**EXERCISE INSTRUCTIONS**
[1] Answer these questions using the text on the UK Government Decontamination Service:
(a) Since what date has GDS been a constituent part of The Food and Environment Research Agency?
(b) Who was the first chief executive of the GDS agency?
(c) In what year was the agency created?
[2] Reproduce the passage of the UK Government Decontamination Service text starting at "The UK Government Decontamination" and ending at "hazardous materials (HAZMAT).".

**QUOTED PASSAGE**
* * * *

= UK Government Decontamination Service =

Organisation within the UK Government

UK Government Decontamination Service

The UK Government Decontamination Service (sometimes written without the UK prefix or abbreviated to GDS) is an organisation within the UK Government that provides advice and guidance to help the UK resist and recover from any deliberate or accidental release of chemical, biological, radiological or nuclear materials (CBRN) or from major accidental releases of hazardous materials (HAZMAT).

GDS was established as an executive agency of the Department for Environment, Food and Rural Affairs (DEFRA) and since 1 April 2009 has been a constituent part of The Food and Environment Research Agency, a newly formed executive agency of the Department for Environment, Food and Rural Affairs (DEFRA). The first, and only, chief executive of the GDS agency was Robert Bettley-Smith FRICS, appointed on the agency's creation in 2005.

* * * *

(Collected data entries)
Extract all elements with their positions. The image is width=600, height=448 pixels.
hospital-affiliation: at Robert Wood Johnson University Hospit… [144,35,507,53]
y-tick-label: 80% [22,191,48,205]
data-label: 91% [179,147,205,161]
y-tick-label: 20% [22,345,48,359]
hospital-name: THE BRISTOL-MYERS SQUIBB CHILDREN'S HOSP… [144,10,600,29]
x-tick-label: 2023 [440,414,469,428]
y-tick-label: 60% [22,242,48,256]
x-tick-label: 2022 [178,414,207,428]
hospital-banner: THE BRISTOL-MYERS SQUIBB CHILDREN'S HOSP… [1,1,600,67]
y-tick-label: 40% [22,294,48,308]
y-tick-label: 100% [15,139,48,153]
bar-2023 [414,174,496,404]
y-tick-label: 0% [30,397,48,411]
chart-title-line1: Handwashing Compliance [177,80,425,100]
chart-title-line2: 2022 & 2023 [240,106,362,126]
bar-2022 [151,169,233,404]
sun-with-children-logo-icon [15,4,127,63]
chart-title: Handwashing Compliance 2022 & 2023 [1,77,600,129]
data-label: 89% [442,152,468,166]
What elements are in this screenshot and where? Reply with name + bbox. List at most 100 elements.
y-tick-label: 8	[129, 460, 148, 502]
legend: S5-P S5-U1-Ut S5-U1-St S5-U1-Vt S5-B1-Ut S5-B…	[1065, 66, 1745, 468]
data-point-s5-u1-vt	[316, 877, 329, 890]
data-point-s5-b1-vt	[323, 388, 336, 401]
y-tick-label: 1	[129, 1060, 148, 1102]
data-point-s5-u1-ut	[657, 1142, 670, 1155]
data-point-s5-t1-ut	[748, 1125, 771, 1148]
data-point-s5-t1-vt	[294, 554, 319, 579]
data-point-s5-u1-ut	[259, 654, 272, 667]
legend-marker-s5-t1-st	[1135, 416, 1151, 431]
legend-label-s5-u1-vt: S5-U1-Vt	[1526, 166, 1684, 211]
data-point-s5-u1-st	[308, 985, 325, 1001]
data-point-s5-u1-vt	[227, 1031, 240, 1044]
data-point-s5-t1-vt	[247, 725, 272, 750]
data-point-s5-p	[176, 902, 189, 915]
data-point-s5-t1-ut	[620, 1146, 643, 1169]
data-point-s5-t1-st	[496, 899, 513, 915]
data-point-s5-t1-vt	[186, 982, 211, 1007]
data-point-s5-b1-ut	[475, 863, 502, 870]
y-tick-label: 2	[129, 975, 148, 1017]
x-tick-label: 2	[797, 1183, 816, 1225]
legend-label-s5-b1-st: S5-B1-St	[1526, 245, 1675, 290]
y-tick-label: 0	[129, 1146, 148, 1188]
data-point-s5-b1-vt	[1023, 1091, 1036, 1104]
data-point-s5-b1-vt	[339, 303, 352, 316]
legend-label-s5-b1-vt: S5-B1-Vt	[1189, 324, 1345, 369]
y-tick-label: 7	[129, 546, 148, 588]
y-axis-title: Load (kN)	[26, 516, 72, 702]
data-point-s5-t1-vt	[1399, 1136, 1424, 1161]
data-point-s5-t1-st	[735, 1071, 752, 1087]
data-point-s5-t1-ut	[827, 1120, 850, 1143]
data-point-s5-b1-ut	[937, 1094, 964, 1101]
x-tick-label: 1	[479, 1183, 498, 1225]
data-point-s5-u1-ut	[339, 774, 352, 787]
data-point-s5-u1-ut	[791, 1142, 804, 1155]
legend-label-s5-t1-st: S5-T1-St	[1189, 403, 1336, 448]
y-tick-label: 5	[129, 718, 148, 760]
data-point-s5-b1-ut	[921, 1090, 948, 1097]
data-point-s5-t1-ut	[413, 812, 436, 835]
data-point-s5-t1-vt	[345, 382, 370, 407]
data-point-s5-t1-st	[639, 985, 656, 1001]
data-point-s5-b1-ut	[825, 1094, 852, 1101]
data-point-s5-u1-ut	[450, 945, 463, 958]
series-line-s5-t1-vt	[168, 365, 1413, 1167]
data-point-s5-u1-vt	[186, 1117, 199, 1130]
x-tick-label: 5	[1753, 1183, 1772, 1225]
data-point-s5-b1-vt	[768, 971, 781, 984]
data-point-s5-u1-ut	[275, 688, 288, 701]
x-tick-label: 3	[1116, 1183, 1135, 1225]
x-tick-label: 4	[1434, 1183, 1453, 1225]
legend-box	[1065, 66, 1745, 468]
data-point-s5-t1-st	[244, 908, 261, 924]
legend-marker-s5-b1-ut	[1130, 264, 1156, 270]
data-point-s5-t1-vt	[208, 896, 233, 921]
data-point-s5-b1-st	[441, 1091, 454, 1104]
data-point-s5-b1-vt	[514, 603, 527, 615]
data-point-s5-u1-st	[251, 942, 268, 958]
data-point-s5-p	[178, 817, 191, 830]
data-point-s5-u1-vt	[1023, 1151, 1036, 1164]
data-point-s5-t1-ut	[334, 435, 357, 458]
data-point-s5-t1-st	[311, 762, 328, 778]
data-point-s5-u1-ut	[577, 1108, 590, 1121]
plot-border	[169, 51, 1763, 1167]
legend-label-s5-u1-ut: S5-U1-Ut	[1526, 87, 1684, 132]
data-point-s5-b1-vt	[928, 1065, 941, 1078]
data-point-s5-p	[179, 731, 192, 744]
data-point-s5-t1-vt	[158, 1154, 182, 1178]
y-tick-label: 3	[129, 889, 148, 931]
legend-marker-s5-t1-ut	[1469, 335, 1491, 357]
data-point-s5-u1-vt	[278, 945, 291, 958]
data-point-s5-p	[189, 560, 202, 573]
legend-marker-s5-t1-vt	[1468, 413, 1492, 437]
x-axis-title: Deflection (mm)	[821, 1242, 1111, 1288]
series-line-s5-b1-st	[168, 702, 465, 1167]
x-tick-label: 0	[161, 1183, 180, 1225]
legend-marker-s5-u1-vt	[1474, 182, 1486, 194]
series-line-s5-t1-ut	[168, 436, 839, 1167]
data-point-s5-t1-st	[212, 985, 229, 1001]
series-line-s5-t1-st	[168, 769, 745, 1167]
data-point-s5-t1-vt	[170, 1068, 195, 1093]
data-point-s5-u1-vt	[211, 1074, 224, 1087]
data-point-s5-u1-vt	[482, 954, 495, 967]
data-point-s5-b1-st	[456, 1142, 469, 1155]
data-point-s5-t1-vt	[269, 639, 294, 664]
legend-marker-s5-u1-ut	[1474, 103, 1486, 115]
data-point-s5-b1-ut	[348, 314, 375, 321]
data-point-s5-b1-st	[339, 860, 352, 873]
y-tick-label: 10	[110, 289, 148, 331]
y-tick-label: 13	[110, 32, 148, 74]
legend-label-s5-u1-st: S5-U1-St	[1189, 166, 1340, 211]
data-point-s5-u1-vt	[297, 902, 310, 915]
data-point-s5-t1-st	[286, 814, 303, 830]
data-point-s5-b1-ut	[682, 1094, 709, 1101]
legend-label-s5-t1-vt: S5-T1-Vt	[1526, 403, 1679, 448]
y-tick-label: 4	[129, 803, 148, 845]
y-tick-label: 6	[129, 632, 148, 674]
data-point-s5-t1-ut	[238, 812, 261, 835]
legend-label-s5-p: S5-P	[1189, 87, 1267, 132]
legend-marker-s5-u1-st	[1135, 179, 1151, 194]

* * * *

**TASK-BY-TASK ANSWERS**
[1]
(a) 1 April 2009
(b) Robert Bettley-Smith FRICS
(c) 2005

[2]
The UK Government Decontamination Service (sometimes written without the UK prefix or abbreviated to GDS) is an organisation within the UK Government that provides advice and guidance to help the UK resist and recover from any deliberate or accidental release of chemical, biological, radiological or nuclear materials (CBRN) or from major accidental releases of hazardous materials (HAZMAT).